◆ REQUIRED TASK
Write out the entries verbatim and leave the images out of the copy.

◆ LISTING
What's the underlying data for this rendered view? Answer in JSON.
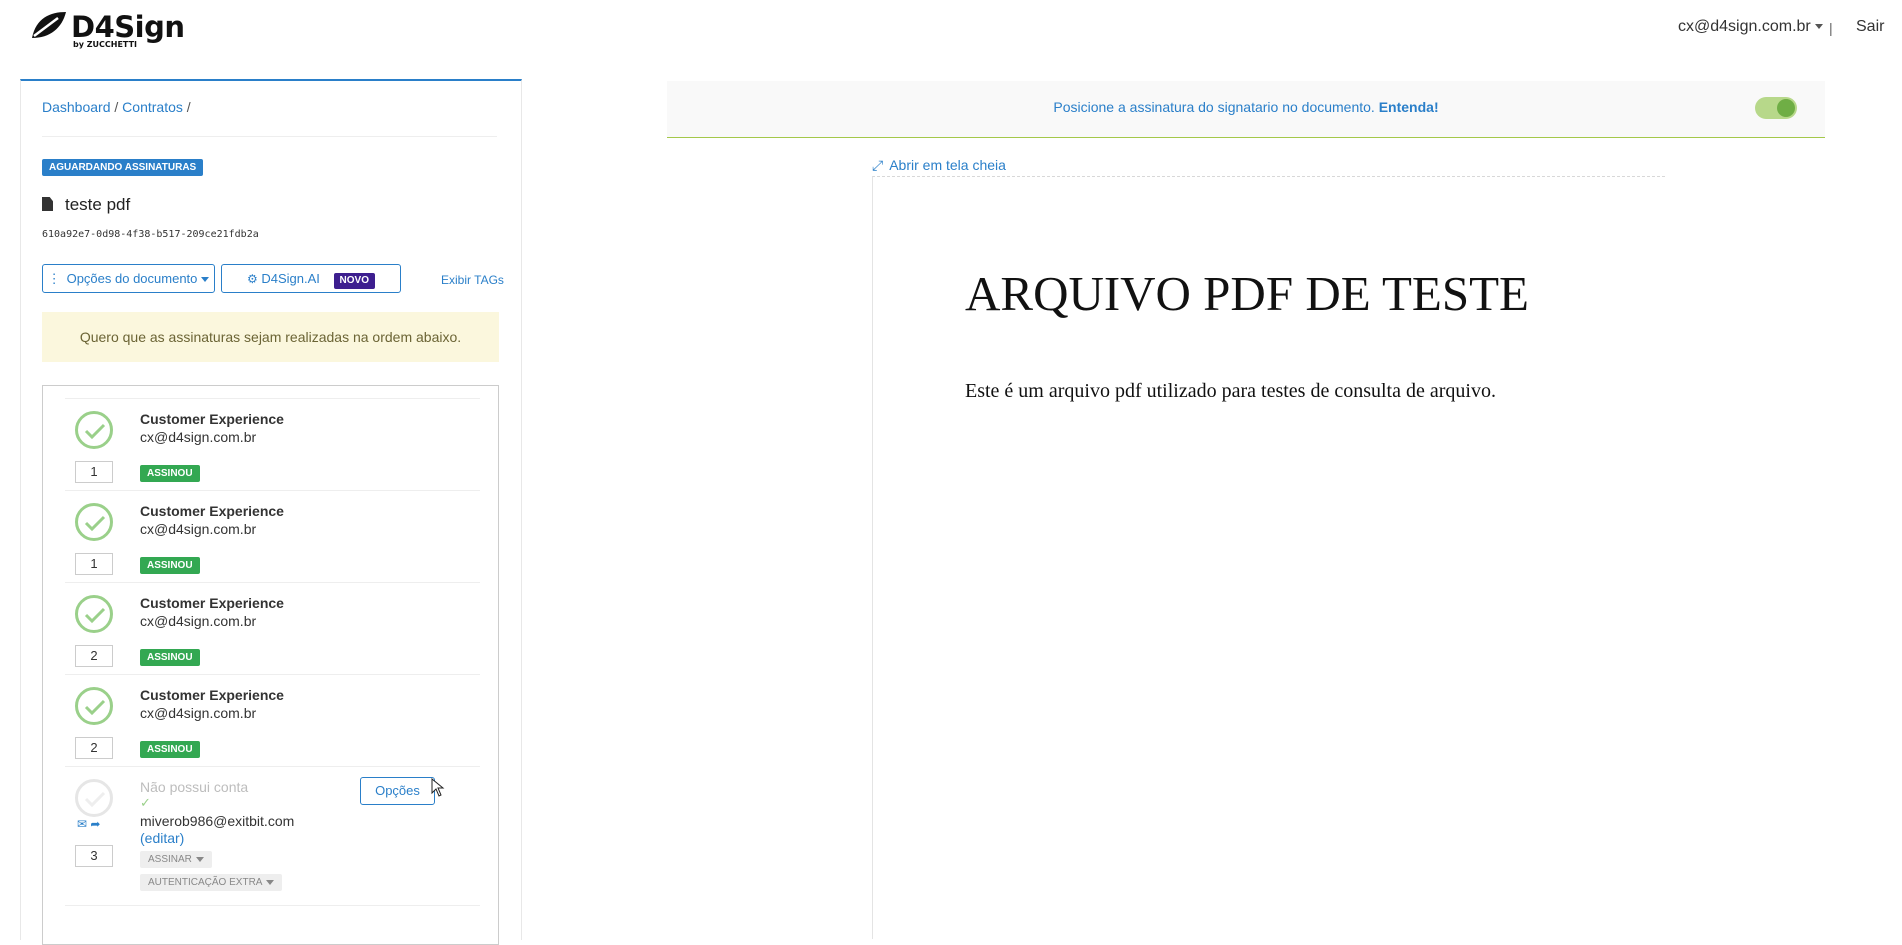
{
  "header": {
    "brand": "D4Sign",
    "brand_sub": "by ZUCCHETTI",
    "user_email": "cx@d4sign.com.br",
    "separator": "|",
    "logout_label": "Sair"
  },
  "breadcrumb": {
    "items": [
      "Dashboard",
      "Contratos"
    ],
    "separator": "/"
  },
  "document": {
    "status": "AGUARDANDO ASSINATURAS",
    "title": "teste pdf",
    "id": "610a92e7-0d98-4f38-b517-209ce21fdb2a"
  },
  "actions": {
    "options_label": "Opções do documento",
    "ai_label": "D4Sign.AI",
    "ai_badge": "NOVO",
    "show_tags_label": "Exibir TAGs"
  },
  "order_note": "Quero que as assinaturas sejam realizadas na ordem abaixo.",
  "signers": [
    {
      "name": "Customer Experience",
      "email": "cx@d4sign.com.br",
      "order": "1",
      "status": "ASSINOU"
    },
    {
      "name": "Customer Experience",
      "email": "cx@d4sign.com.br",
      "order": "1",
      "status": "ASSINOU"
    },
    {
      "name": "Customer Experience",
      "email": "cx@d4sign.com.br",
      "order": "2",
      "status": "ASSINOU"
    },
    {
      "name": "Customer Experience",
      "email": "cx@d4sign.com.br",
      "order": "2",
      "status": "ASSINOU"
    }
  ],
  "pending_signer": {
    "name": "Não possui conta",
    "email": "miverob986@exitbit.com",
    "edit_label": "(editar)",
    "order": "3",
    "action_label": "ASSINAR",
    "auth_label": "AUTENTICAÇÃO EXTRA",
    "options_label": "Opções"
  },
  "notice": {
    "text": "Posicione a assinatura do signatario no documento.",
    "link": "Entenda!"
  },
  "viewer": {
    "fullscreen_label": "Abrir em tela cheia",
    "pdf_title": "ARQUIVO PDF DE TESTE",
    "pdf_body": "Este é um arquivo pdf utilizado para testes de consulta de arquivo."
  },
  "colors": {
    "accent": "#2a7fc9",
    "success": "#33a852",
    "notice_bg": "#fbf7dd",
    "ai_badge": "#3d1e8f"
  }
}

◆ FULL SOLUTION
What's the underlying data for this rendered view? Answer in JSON.
{
  "header": {
    "brand": "D4Sign",
    "brand_sub": "by ZUCCHETTI",
    "user_email": "cx@d4sign.com.br",
    "separator": "|",
    "logout_label": "Sair"
  },
  "breadcrumb": {
    "items": [
      "Dashboard",
      "Contratos"
    ],
    "separator": "/"
  },
  "document": {
    "status": "AGUARDANDO ASSINATURAS",
    "title": "teste pdf",
    "id": "610a92e7-0d98-4f38-b517-209ce21fdb2a"
  },
  "actions": {
    "options_label": "Opções do documento",
    "ai_label": "D4Sign.AI",
    "ai_badge": "NOVO",
    "show_tags_label": "Exibir TAGs"
  },
  "order_note": "Quero que as assinaturas sejam realizadas na ordem abaixo.",
  "signers": [
    {
      "name": "Customer Experience",
      "email": "cx@d4sign.com.br",
      "order": "1",
      "status": "ASSINOU"
    },
    {
      "name": "Customer Experience",
      "email": "cx@d4sign.com.br",
      "order": "1",
      "status": "ASSINOU"
    },
    {
      "name": "Customer Experience",
      "email": "cx@d4sign.com.br",
      "order": "2",
      "status": "ASSINOU"
    },
    {
      "name": "Customer Experience",
      "email": "cx@d4sign.com.br",
      "order": "2",
      "status": "ASSINOU"
    }
  ],
  "pending_signer": {
    "name": "Não possui conta",
    "email": "miverob986@exitbit.com",
    "edit_label": "(editar)",
    "order": "3",
    "action_label": "ASSINAR",
    "auth_label": "AUTENTICAÇÃO EXTRA",
    "options_label": "Opções"
  },
  "notice": {
    "text": "Posicione a assinatura do signatario no documento.",
    "link": "Entenda!"
  },
  "viewer": {
    "fullscreen_label": "Abrir em tela cheia",
    "pdf_title": "ARQUIVO PDF DE TESTE",
    "pdf_body": "Este é um arquivo pdf utilizado para testes de consulta de arquivo."
  },
  "colors": {
    "accent": "#2a7fc9",
    "success": "#33a852",
    "notice_bg": "#fbf7dd",
    "ai_badge": "#3d1e8f"
  }
}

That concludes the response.